**RECORDS SHOWN**
===

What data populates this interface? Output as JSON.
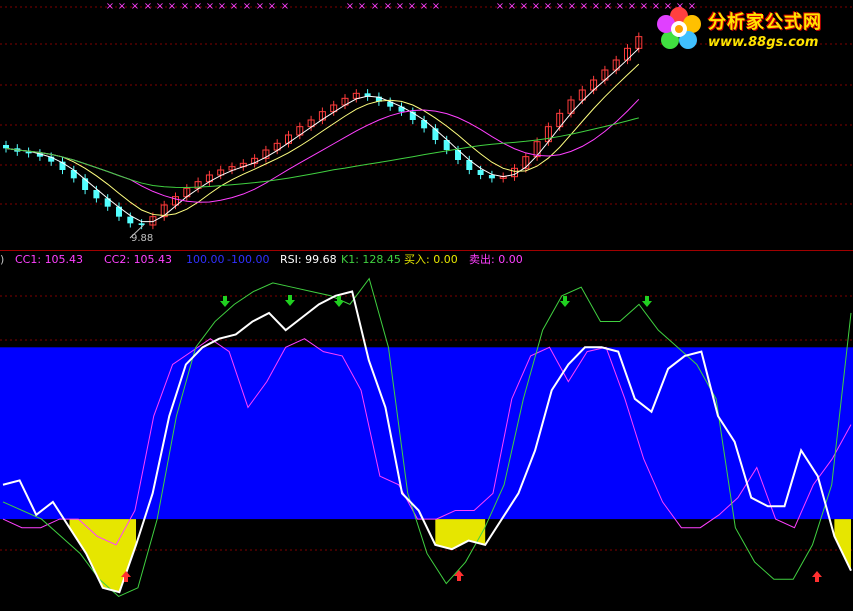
{
  "colors": {
    "background": "#000000",
    "up_candle": "#ff3c3c",
    "down_candle": "#54ffff",
    "ma_fast": "#ffffff",
    "ma_mid": "#ffff80",
    "ma_slow": "#ff40ff",
    "ma_long": "#40d040",
    "rsi_line": "#ffffff",
    "k1_line": "#40d040",
    "cc1_line": "#ff40ff",
    "overbought_band": "#0000ff",
    "oversold_fill": "#e6e600",
    "buy_arrow": "#ff3030",
    "sell_arrow": "#20d020",
    "divider": "#a00000",
    "gridline": "#800000"
  },
  "logo": {
    "title": "分析家公式网",
    "url": "www.88gs.com",
    "icon": "flower-logo-icon"
  },
  "price_panel": {
    "low_marker": "9.88",
    "icons": {
      "up_marker": "x-marker-icon"
    }
  },
  "indicator_header": {
    "prefix": ")",
    "cc1": "CC1: 105.43",
    "cc2": "CC2: 105.43",
    "upper": "100.00",
    "lower": "-100.00",
    "rsi": "RSI: 99.68",
    "k1": "K1: 128.45",
    "buy": "买入: 0.00",
    "sell": "卖出: 0.00"
  },
  "chart_data": [
    {
      "type": "candlestick",
      "title": "",
      "annotations": [
        "9.88"
      ],
      "series": [
        {
          "name": "",
          "values": [
            14.5,
            14.3,
            14.2,
            14.0,
            13.7,
            13.2,
            12.7,
            12.0,
            11.5,
            11.0,
            10.4,
            10.0,
            9.9,
            10.4,
            11.1,
            11.6,
            12.1,
            12.5,
            12.9,
            13.2,
            13.4,
            13.6,
            13.9,
            14.4,
            14.8,
            15.3,
            15.8,
            16.2,
            16.7,
            17.1,
            17.5,
            17.8,
            17.6,
            17.3,
            17.0,
            16.7,
            16.2,
            15.7,
            15.0,
            14.4,
            13.8,
            13.2,
            12.9,
            12.7,
            12.8,
            13.3,
            14.0,
            14.9,
            15.8,
            16.6,
            17.4,
            18.0,
            18.6,
            19.2,
            19.8,
            20.5,
            21.2
          ]
        }
      ]
    },
    {
      "type": "line",
      "title": "",
      "series": [
        {
          "name": "RSI",
          "values": [
            -60,
            -55,
            -95,
            -80,
            -110,
            -140,
            -180,
            -185,
            -130,
            -70,
            20,
            80,
            100,
            110,
            115,
            130,
            140,
            120,
            135,
            150,
            160,
            165,
            85,
            30,
            -70,
            -90,
            -130,
            -135,
            -125,
            -130,
            -100,
            -70,
            -20,
            50,
            80,
            100,
            100,
            95,
            40,
            25,
            75,
            90,
            95,
            20,
            -10,
            -75,
            -85,
            -85,
            -20,
            -50,
            -120,
            -160
          ]
        },
        {
          "name": "K1",
          "values": [
            -80,
            -90,
            -100,
            -120,
            -140,
            -170,
            -190,
            -180,
            -100,
            20,
            100,
            130,
            150,
            165,
            175,
            170,
            165,
            160,
            150,
            180,
            100,
            -70,
            -140,
            -175,
            -150,
            -110,
            -60,
            40,
            120,
            160,
            170,
            130,
            130,
            150,
            120,
            100,
            80,
            40,
            -110,
            -150,
            -170,
            -170,
            -130,
            -60,
            140
          ]
        },
        {
          "name": "CC1",
          "values": [
            -100,
            -110,
            -110,
            -100,
            -100,
            -120,
            -130,
            -90,
            20,
            80,
            95,
            110,
            95,
            30,
            60,
            100,
            110,
            95,
            90,
            50,
            -50,
            -60,
            -100,
            -100,
            -90,
            -90,
            -70,
            40,
            90,
            100,
            60,
            95,
            100,
            40,
            -30,
            -80,
            -110,
            -110,
            -95,
            -75,
            -40,
            -100,
            -110,
            -60,
            -30,
            10
          ]
        }
      ],
      "levels": [
        100,
        -100
      ]
    }
  ]
}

===

**WRITTEN REQUEST**
The entries above should be reproduced exactly, without their pictures.

**TASK RESULT**
What data populates this interface? Output as JSON.
{
  "colors": {
    "background": "#000000",
    "up_candle": "#ff3c3c",
    "down_candle": "#54ffff",
    "ma_fast": "#ffffff",
    "ma_mid": "#ffff80",
    "ma_slow": "#ff40ff",
    "ma_long": "#40d040",
    "rsi_line": "#ffffff",
    "k1_line": "#40d040",
    "cc1_line": "#ff40ff",
    "overbought_band": "#0000ff",
    "oversold_fill": "#e6e600",
    "buy_arrow": "#ff3030",
    "sell_arrow": "#20d020",
    "divider": "#a00000",
    "gridline": "#800000"
  },
  "logo": {
    "title": "分析家公式网",
    "url": "www.88gs.com",
    "icon": "flower-logo-icon"
  },
  "price_panel": {
    "low_marker": "9.88",
    "icons": {
      "up_marker": "x-marker-icon"
    }
  },
  "indicator_header": {
    "prefix": ")",
    "cc1": "CC1: 105.43",
    "cc2": "CC2: 105.43",
    "upper": "100.00",
    "lower": "-100.00",
    "rsi": "RSI: 99.68",
    "k1": "K1: 128.45",
    "buy": "买入: 0.00",
    "sell": "卖出: 0.00"
  },
  "chart_data": [
    {
      "type": "candlestick",
      "title": "",
      "annotations": [
        "9.88"
      ],
      "series": [
        {
          "name": "",
          "values": [
            14.5,
            14.3,
            14.2,
            14.0,
            13.7,
            13.2,
            12.7,
            12.0,
            11.5,
            11.0,
            10.4,
            10.0,
            9.9,
            10.4,
            11.1,
            11.6,
            12.1,
            12.5,
            12.9,
            13.2,
            13.4,
            13.6,
            13.9,
            14.4,
            14.8,
            15.3,
            15.8,
            16.2,
            16.7,
            17.1,
            17.5,
            17.8,
            17.6,
            17.3,
            17.0,
            16.7,
            16.2,
            15.7,
            15.0,
            14.4,
            13.8,
            13.2,
            12.9,
            12.7,
            12.8,
            13.3,
            14.0,
            14.9,
            15.8,
            16.6,
            17.4,
            18.0,
            18.6,
            19.2,
            19.8,
            20.5,
            21.2
          ]
        }
      ]
    },
    {
      "type": "line",
      "title": "",
      "series": [
        {
          "name": "RSI",
          "values": [
            -60,
            -55,
            -95,
            -80,
            -110,
            -140,
            -180,
            -185,
            -130,
            -70,
            20,
            80,
            100,
            110,
            115,
            130,
            140,
            120,
            135,
            150,
            160,
            165,
            85,
            30,
            -70,
            -90,
            -130,
            -135,
            -125,
            -130,
            -100,
            -70,
            -20,
            50,
            80,
            100,
            100,
            95,
            40,
            25,
            75,
            90,
            95,
            20,
            -10,
            -75,
            -85,
            -85,
            -20,
            -50,
            -120,
            -160
          ]
        },
        {
          "name": "K1",
          "values": [
            -80,
            -90,
            -100,
            -120,
            -140,
            -170,
            -190,
            -180,
            -100,
            20,
            100,
            130,
            150,
            165,
            175,
            170,
            165,
            160,
            150,
            180,
            100,
            -70,
            -140,
            -175,
            -150,
            -110,
            -60,
            40,
            120,
            160,
            170,
            130,
            130,
            150,
            120,
            100,
            80,
            40,
            -110,
            -150,
            -170,
            -170,
            -130,
            -60,
            140
          ]
        },
        {
          "name": "CC1",
          "values": [
            -100,
            -110,
            -110,
            -100,
            -100,
            -120,
            -130,
            -90,
            20,
            80,
            95,
            110,
            95,
            30,
            60,
            100,
            110,
            95,
            90,
            50,
            -50,
            -60,
            -100,
            -100,
            -90,
            -90,
            -70,
            40,
            90,
            100,
            60,
            95,
            100,
            40,
            -30,
            -80,
            -110,
            -110,
            -95,
            -75,
            -40,
            -100,
            -110,
            -60,
            -30,
            10
          ]
        }
      ],
      "levels": [
        100,
        -100
      ]
    }
  ]
}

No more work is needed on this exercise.